__Supplied material__
········
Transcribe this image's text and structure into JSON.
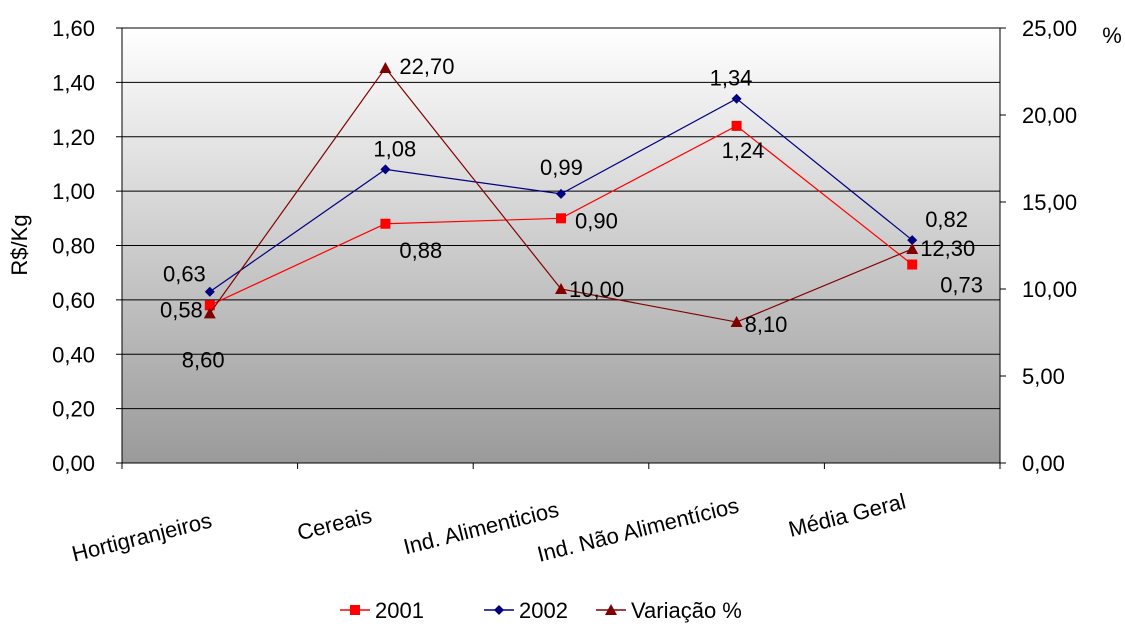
{
  "chart_data": {
    "type": "line",
    "categories": [
      "Hortigranjeiros",
      "Cereais",
      "Ind. Alimenticios",
      "Ind. Não Alimentícios",
      "Média Geral"
    ],
    "ylabel": "R$/Kg",
    "y2label": "%",
    "ylim": [
      0,
      1.6
    ],
    "y_ticks": [
      "0,00",
      "0,20",
      "0,40",
      "0,60",
      "0,80",
      "1,00",
      "1,20",
      "1,40",
      "1,60"
    ],
    "y2lim": [
      0,
      25
    ],
    "y2_ticks": [
      "0,00",
      "5,00",
      "10,00",
      "15,00",
      "20,00",
      "25,00"
    ],
    "grid": true,
    "legend_position": "bottom",
    "series": [
      {
        "name": "2001",
        "axis": "left",
        "color": "#ff0000",
        "marker": "square",
        "values": [
          0.58,
          0.88,
          0.9,
          1.24,
          0.73
        ],
        "labels": [
          "0,58",
          "0,88",
          "0,90",
          "1,24",
          "0,73"
        ]
      },
      {
        "name": "2002",
        "axis": "left",
        "color": "#000080",
        "marker": "diamond",
        "values": [
          0.63,
          1.08,
          0.99,
          1.34,
          0.82
        ],
        "labels": [
          "0,63",
          "1,08",
          "0,99",
          "1,34",
          "0,82"
        ]
      },
      {
        "name": "Variação %",
        "axis": "right",
        "color": "#800000",
        "marker": "triangle",
        "values": [
          8.6,
          22.7,
          10.0,
          8.1,
          12.3
        ],
        "labels": [
          "8,60",
          "22,70",
          "10,00",
          "8,10",
          "12,30"
        ]
      }
    ]
  }
}
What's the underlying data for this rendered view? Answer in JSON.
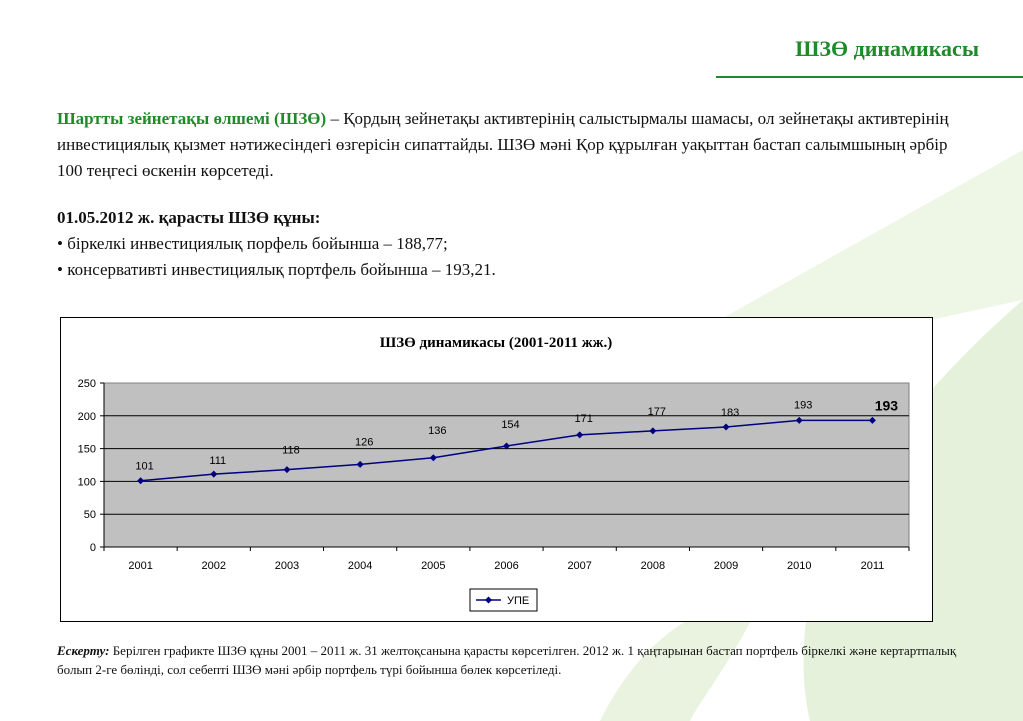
{
  "header": {
    "title": "ШЗӨ динамикасы"
  },
  "intro": {
    "term": "Шартты зейнетақы өлшемі (ШЗӨ)",
    "text": " – Қордың зейнетақы активтерінің салыстырмалы шамасы, ол зейнетақы активтерінің инвестициялық қызмет нәтижесіндегі өзгерісін сипаттайды. ШЗӨ мәні Қор құрылған уақыттан бастап салымшының әрбір 100 теңгесі өскенін көрсетеді."
  },
  "values": {
    "heading": "01.05.2012 ж. қарасты ШЗӨ құны:",
    "items": [
      "• біркелкі инвестициялық порфель бойынша – 188,77;",
      "• консервативті инвестициялық портфель бойынша – 193,21."
    ]
  },
  "note": {
    "label": "Ескерту:",
    "text": " Берілген графикте ШЗӨ құны 2001 – 2011 ж. 31 желтоқсанына қарасты көрсетілген. 2012 ж. 1 қаңтарынан бастап портфель біркелкі және кертартпалық болып 2-ге бөлінді, сол себепті ШЗӨ мәні әрбір портфель түрі бойынша бөлек көрсетіледі."
  },
  "colors": {
    "accent": "#1e8a2a",
    "series": "#000080",
    "plot_bg": "#c0c0c0"
  },
  "chart_data": {
    "type": "line",
    "title": "ШЗӨ динамикасы (2001-2011 жж.)",
    "xlabel": "",
    "ylabel": "",
    "categories": [
      "2001",
      "2002",
      "2003",
      "2004",
      "2005",
      "2006",
      "2007",
      "2008",
      "2009",
      "2010",
      "2011"
    ],
    "series": [
      {
        "name": "УПЕ",
        "values": [
          101,
          111,
          118,
          126,
          136,
          154,
          171,
          177,
          183,
          193,
          193
        ]
      }
    ],
    "data_labels": [
      "101",
      "111",
      "118",
      "126",
      "136",
      "154",
      "171",
      "177",
      "183",
      "193",
      "193"
    ],
    "ylim": [
      0,
      250
    ],
    "yticks": [
      0,
      50,
      100,
      150,
      200,
      250
    ],
    "grid": true,
    "legend": "bottom"
  }
}
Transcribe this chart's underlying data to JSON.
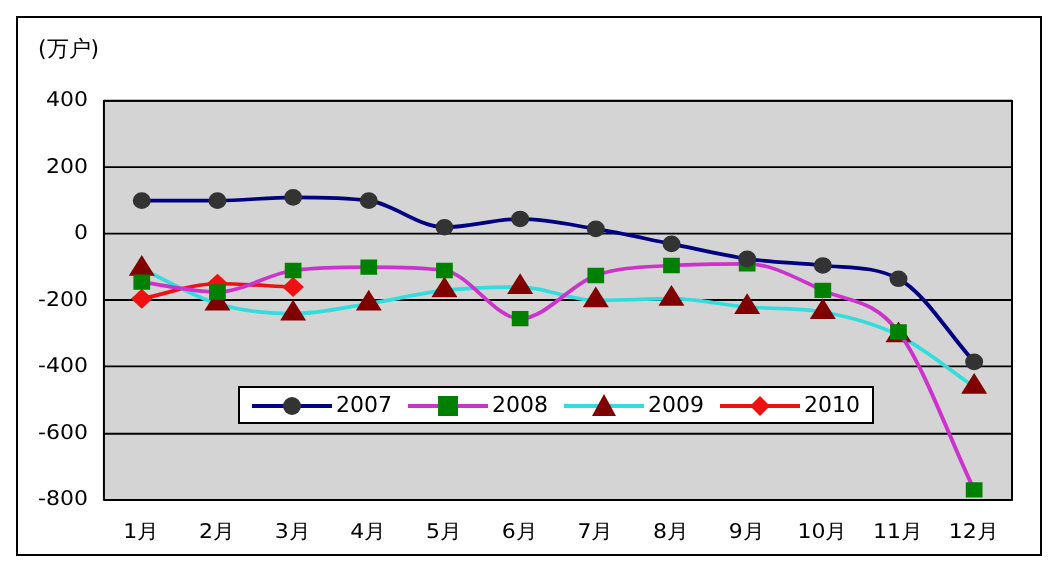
········
__Written task__
Look through the material above. Copy each line where the word "бастап" appears.

__Exercise solution__
    "text": " – Қордың зейнетақы активтерінің салыстырмалы шамасы, ол зейнетақы активтерінің инвестициялық қызмет нәтижесіндегі өзгерісін сипаттайды. ШЗӨ мәні Қор құрылған уақыттан бастап салымшының әрбір 100 теңгесі өскенін көрсетеді."
    "text": " Берілген графикте ШЗӨ құны 2001 – 2011 ж. 31 желтоқсанына қарасты көрсетілген. 2012 ж. 1 қаңтарынан бастап портфель біркелкі және кертартпалық болып 2-ге бөлінді, сол себепті ШЗӨ мәні әрбір портфель түрі бойынша бөлек көрсетіледі."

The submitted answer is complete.